## Begin RECORDS SHOWN

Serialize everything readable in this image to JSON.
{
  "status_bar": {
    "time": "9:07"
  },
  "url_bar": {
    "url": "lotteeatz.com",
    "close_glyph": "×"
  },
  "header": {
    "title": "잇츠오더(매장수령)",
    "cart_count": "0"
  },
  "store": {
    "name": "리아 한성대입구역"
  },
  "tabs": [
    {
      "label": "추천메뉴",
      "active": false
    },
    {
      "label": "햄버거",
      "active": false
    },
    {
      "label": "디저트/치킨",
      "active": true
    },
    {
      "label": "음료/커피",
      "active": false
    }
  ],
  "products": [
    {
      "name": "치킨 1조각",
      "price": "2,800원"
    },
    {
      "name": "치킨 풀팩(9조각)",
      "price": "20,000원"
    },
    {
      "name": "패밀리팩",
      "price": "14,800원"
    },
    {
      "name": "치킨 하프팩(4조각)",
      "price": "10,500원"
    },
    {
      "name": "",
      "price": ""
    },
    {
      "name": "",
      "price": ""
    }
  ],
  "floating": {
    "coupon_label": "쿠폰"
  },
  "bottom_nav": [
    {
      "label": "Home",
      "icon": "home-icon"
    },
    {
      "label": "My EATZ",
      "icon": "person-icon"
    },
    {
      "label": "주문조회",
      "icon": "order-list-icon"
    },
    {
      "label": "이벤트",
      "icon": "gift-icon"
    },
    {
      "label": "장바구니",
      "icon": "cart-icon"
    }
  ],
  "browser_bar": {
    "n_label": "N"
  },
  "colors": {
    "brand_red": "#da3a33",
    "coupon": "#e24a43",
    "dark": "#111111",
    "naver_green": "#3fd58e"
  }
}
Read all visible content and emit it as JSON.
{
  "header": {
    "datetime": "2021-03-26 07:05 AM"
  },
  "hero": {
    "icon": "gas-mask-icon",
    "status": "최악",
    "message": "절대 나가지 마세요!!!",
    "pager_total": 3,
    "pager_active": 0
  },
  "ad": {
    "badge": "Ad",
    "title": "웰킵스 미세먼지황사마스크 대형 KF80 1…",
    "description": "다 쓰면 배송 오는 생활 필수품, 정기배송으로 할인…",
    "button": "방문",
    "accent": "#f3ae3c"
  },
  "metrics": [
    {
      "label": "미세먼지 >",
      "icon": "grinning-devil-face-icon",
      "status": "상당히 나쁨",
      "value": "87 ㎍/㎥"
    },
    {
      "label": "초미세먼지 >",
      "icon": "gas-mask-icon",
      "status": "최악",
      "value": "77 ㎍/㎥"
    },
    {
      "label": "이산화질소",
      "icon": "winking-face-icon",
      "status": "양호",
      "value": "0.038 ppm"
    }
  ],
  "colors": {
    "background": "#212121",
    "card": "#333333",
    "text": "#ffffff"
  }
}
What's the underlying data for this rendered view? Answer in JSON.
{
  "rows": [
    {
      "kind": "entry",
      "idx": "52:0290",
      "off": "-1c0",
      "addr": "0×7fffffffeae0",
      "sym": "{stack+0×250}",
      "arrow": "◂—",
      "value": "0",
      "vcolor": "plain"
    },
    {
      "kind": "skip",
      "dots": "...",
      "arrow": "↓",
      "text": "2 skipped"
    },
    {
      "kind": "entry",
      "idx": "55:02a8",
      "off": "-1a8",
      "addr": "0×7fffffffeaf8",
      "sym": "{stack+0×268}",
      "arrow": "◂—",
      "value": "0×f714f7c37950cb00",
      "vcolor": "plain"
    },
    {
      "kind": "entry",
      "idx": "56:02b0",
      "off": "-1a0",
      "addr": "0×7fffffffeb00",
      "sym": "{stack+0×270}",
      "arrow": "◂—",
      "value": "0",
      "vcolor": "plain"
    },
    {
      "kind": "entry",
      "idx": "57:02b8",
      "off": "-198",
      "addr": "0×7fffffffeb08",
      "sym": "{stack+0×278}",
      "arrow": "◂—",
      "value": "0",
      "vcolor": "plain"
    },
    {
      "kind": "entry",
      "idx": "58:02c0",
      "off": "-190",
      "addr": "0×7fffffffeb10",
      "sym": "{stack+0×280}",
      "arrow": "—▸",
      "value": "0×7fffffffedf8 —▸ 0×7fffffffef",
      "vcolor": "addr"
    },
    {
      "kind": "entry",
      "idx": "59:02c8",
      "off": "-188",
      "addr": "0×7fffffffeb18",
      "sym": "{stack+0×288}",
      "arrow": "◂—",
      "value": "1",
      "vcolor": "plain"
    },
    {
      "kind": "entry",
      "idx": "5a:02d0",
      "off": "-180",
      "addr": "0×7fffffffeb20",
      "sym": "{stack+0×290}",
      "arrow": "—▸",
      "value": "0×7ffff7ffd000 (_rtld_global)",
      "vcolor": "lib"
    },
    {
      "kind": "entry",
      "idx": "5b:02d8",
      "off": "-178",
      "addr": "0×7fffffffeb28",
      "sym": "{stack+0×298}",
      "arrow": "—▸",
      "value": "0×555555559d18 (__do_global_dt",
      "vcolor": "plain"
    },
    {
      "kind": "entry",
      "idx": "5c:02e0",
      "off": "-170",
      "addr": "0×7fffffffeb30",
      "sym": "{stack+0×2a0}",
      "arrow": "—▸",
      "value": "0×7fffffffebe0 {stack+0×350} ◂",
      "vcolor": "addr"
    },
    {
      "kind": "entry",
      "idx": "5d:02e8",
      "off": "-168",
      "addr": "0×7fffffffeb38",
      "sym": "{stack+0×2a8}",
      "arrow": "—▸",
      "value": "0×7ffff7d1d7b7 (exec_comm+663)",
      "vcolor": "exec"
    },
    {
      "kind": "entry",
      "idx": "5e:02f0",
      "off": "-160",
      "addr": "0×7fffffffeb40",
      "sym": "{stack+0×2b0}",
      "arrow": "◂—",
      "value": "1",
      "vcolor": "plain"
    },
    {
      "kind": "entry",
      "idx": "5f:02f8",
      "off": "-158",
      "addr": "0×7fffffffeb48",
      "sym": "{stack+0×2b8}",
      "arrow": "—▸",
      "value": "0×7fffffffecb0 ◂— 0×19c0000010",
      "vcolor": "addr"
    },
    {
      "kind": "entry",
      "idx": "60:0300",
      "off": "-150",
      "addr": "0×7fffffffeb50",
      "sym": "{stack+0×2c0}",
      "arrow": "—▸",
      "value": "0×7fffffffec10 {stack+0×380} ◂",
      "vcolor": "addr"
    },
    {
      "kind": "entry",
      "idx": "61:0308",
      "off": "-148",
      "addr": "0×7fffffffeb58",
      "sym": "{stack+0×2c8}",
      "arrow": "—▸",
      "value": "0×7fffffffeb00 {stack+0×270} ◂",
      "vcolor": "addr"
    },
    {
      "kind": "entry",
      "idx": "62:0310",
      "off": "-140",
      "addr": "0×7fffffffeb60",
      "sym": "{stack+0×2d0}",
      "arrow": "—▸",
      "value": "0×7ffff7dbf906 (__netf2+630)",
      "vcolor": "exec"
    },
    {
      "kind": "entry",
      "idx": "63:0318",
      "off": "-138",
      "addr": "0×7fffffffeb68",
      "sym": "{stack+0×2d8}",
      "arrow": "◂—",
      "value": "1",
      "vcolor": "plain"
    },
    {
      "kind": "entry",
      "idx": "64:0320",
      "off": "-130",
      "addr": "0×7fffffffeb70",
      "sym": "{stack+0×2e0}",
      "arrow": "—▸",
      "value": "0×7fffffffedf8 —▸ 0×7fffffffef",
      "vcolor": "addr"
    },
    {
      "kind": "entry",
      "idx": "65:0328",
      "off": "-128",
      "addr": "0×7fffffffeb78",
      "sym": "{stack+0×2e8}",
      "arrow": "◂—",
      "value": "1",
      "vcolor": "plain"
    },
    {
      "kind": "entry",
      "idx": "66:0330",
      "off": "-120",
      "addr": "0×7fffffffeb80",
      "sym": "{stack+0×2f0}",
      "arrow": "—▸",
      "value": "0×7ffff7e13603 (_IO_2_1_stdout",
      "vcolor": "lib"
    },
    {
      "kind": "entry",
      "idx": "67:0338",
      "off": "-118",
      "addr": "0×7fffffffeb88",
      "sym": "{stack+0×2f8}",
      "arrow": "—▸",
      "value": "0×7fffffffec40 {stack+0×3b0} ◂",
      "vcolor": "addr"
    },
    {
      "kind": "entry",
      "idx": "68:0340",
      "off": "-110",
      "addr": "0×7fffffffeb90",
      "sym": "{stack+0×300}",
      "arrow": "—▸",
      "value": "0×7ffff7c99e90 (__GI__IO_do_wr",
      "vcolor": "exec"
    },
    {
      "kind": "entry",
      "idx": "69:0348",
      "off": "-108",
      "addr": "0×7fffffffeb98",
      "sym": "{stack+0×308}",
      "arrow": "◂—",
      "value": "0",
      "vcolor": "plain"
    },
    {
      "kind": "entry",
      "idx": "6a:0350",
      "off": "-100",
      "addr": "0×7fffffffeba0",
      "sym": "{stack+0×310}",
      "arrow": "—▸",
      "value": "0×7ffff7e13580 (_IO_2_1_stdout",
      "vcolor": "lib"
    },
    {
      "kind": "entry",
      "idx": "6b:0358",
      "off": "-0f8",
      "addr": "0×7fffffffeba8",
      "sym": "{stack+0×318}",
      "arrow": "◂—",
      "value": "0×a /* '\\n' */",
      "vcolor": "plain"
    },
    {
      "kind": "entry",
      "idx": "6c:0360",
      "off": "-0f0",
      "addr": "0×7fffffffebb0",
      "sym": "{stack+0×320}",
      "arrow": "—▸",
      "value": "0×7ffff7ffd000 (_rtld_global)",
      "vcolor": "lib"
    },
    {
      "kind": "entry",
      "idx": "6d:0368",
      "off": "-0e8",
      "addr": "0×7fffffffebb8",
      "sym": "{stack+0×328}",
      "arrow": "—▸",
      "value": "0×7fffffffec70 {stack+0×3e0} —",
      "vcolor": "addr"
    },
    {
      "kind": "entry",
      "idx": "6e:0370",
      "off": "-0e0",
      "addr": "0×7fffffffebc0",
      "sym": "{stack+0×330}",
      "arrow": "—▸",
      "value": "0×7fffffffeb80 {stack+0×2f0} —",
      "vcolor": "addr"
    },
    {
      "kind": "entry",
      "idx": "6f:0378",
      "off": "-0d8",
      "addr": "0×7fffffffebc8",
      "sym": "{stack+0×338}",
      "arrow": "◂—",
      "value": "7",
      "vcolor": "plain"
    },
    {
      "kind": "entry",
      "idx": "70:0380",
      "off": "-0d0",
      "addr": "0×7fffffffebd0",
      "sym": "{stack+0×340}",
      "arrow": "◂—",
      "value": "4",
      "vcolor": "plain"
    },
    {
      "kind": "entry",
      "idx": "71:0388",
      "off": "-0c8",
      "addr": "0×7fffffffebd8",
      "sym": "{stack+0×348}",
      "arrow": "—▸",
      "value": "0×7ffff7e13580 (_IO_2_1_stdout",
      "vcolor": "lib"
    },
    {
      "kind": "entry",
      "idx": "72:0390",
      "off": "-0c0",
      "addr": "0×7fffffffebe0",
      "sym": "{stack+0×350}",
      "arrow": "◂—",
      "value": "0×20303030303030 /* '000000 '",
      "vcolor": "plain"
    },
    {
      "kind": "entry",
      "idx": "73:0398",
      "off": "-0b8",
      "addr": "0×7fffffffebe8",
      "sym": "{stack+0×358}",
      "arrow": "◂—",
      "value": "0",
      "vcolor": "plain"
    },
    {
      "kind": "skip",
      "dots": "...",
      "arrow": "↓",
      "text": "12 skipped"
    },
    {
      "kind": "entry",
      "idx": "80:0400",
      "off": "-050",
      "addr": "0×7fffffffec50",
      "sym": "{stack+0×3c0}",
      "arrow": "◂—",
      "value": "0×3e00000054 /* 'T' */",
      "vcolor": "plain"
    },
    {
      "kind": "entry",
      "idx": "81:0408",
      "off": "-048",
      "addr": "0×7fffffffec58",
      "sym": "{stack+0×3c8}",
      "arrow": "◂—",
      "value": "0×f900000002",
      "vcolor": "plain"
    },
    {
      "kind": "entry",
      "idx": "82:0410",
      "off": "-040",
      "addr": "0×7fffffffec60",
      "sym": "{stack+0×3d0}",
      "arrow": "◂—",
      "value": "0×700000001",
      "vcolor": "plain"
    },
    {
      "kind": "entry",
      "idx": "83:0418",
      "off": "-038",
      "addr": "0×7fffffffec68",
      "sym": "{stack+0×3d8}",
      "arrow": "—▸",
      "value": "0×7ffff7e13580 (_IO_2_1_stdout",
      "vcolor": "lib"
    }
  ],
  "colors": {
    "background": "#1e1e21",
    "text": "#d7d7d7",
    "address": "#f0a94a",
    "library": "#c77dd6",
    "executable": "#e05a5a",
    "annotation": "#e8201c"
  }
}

## End RECORDS SHOWN

### REQUIREMENTS
Find how many of the lines above have the word "JSON" in them. State only that number.

### ANSWER BELOW
3